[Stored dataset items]

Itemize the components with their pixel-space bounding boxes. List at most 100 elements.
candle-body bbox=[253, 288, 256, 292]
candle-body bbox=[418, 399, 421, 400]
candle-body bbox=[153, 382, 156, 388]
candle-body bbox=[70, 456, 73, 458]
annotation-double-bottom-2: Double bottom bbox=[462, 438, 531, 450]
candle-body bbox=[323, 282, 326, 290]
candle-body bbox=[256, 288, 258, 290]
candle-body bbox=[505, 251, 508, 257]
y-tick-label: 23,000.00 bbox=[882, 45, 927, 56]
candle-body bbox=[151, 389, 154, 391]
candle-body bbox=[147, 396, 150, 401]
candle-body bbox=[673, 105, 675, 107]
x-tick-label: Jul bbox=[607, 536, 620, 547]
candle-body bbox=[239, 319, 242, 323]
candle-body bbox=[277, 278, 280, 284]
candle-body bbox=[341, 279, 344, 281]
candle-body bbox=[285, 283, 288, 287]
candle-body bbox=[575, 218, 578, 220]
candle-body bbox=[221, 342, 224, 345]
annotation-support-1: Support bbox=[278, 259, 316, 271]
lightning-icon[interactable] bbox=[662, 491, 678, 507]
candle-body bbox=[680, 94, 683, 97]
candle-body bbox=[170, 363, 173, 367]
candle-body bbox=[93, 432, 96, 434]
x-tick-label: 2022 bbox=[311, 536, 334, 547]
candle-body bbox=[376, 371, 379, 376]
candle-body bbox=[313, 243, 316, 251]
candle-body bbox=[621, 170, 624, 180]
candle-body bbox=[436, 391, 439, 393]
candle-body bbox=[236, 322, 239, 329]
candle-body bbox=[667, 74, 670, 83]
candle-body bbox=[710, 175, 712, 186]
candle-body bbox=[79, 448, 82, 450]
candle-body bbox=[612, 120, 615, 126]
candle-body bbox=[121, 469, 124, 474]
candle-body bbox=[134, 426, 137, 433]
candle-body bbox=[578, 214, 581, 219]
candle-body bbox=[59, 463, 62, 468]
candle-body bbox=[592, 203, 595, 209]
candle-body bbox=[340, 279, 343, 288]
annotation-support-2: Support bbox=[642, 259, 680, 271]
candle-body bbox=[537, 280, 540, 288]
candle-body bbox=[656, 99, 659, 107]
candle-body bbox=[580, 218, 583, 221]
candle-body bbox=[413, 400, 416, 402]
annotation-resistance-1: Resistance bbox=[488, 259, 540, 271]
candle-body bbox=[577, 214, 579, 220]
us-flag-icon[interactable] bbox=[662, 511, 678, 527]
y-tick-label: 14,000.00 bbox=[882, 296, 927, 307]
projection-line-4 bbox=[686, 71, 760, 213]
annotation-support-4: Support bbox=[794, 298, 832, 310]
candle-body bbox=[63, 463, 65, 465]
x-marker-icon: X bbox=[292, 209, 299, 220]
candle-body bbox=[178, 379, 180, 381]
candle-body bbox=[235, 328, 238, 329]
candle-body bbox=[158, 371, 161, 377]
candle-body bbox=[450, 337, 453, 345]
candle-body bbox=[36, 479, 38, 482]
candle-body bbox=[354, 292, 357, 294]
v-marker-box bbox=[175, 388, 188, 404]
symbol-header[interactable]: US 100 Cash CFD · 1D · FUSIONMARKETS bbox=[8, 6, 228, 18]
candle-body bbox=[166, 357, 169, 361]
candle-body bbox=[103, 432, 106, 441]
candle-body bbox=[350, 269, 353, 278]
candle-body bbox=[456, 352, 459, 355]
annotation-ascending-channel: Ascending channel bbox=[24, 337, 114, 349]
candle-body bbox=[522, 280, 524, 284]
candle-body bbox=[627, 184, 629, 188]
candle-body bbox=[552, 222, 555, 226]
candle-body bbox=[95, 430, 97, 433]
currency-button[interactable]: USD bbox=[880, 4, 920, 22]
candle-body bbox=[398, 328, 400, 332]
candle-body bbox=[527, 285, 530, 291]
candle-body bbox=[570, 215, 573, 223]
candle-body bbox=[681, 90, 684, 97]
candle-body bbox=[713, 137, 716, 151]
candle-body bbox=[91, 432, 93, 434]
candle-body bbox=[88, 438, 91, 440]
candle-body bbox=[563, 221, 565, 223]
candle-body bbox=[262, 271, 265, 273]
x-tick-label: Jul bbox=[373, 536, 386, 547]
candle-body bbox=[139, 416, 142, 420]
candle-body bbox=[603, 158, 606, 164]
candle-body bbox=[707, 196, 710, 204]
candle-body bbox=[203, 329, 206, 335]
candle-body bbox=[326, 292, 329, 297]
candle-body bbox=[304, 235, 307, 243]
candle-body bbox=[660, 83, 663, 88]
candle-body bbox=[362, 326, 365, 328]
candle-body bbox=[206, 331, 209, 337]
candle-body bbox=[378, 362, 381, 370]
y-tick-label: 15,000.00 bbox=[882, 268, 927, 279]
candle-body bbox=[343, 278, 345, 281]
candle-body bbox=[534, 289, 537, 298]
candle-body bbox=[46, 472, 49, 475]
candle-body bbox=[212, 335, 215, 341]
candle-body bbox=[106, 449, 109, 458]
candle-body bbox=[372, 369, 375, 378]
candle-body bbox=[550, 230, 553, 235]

### Instructions to follow
Reproduce every row above word for word, changing nothing.

### Output for this task
Itemize the components with their pixel-space bounding boxes. List at most 100 elements.
candle-body bbox=[253, 288, 256, 292]
candle-body bbox=[418, 399, 421, 400]
candle-body bbox=[153, 382, 156, 388]
candle-body bbox=[70, 456, 73, 458]
annotation-double-bottom-2: Double bottom bbox=[462, 438, 531, 450]
candle-body bbox=[323, 282, 326, 290]
candle-body bbox=[256, 288, 258, 290]
candle-body bbox=[505, 251, 508, 257]
y-tick-label: 23,000.00 bbox=[882, 45, 927, 56]
candle-body bbox=[151, 389, 154, 391]
candle-body bbox=[147, 396, 150, 401]
candle-body bbox=[673, 105, 675, 107]
x-tick-label: Jul bbox=[607, 536, 620, 547]
candle-body bbox=[239, 319, 242, 323]
candle-body bbox=[277, 278, 280, 284]
candle-body bbox=[341, 279, 344, 281]
candle-body bbox=[285, 283, 288, 287]
candle-body bbox=[575, 218, 578, 220]
candle-body bbox=[221, 342, 224, 345]
annotation-support-1: Support bbox=[278, 259, 316, 271]
lightning-icon[interactable] bbox=[662, 491, 678, 507]
candle-body bbox=[680, 94, 683, 97]
candle-body bbox=[170, 363, 173, 367]
candle-body bbox=[93, 432, 96, 434]
x-tick-label: 2022 bbox=[311, 536, 334, 547]
candle-body bbox=[376, 371, 379, 376]
candle-body bbox=[313, 243, 316, 251]
candle-body bbox=[621, 170, 624, 180]
candle-body bbox=[436, 391, 439, 393]
candle-body bbox=[236, 322, 239, 329]
candle-body bbox=[667, 74, 670, 83]
candle-body bbox=[710, 175, 712, 186]
candle-body bbox=[79, 448, 82, 450]
candle-body bbox=[612, 120, 615, 126]
candle-body bbox=[121, 469, 124, 474]
candle-body bbox=[134, 426, 137, 433]
candle-body bbox=[578, 214, 581, 219]
candle-body bbox=[59, 463, 62, 468]
candle-body bbox=[592, 203, 595, 209]
candle-body bbox=[340, 279, 343, 288]
annotation-support-2: Support bbox=[642, 259, 680, 271]
candle-body bbox=[537, 280, 540, 288]
candle-body bbox=[656, 99, 659, 107]
candle-body bbox=[580, 218, 583, 221]
candle-body bbox=[413, 400, 416, 402]
annotation-resistance-1: Resistance bbox=[488, 259, 540, 271]
candle-body bbox=[577, 214, 579, 220]
us-flag-icon[interactable] bbox=[662, 511, 678, 527]
y-tick-label: 14,000.00 bbox=[882, 296, 927, 307]
projection-line-4 bbox=[686, 71, 760, 213]
annotation-support-4: Support bbox=[794, 298, 832, 310]
candle-body bbox=[63, 463, 65, 465]
x-marker-icon: X bbox=[292, 209, 299, 220]
candle-body bbox=[178, 379, 180, 381]
candle-body bbox=[235, 328, 238, 329]
candle-body bbox=[158, 371, 161, 377]
candle-body bbox=[450, 337, 453, 345]
candle-body bbox=[36, 479, 38, 482]
candle-body bbox=[354, 292, 357, 294]
v-marker-box bbox=[175, 388, 188, 404]
symbol-header[interactable]: US 100 Cash CFD · 1D · FUSIONMARKETS bbox=[8, 6, 228, 18]
candle-body bbox=[166, 357, 169, 361]
candle-body bbox=[103, 432, 106, 441]
candle-body bbox=[350, 269, 353, 278]
candle-body bbox=[456, 352, 459, 355]
annotation-ascending-channel: Ascending channel bbox=[24, 337, 114, 349]
candle-body bbox=[522, 280, 524, 284]
candle-body bbox=[627, 184, 629, 188]
candle-body bbox=[552, 222, 555, 226]
candle-body bbox=[95, 430, 97, 433]
currency-button[interactable]: USD bbox=[880, 4, 920, 22]
candle-body bbox=[398, 328, 400, 332]
candle-body bbox=[527, 285, 530, 291]
candle-body bbox=[570, 215, 573, 223]
candle-body bbox=[681, 90, 684, 97]
candle-body bbox=[713, 137, 716, 151]
candle-body bbox=[91, 432, 93, 434]
candle-body bbox=[88, 438, 91, 440]
candle-body bbox=[563, 221, 565, 223]
candle-body bbox=[262, 271, 265, 273]
x-tick-label: Jul bbox=[373, 536, 386, 547]
candle-body bbox=[139, 416, 142, 420]
candle-body bbox=[603, 158, 606, 164]
candle-body bbox=[707, 196, 710, 204]
candle-body bbox=[203, 329, 206, 335]
candle-body bbox=[326, 292, 329, 297]
candle-body bbox=[304, 235, 307, 243]
candle-body bbox=[660, 83, 663, 88]
candle-body bbox=[362, 326, 365, 328]
candle-body bbox=[206, 331, 209, 337]
candle-body bbox=[378, 362, 381, 370]
y-tick-label: 15,000.00 bbox=[882, 268, 927, 279]
candle-body bbox=[343, 278, 345, 281]
candle-body bbox=[534, 289, 537, 298]
candle-body bbox=[46, 472, 49, 475]
candle-body bbox=[212, 335, 215, 341]
candle-body bbox=[106, 449, 109, 458]
candle-body bbox=[372, 369, 375, 378]
candle-body bbox=[550, 230, 553, 235]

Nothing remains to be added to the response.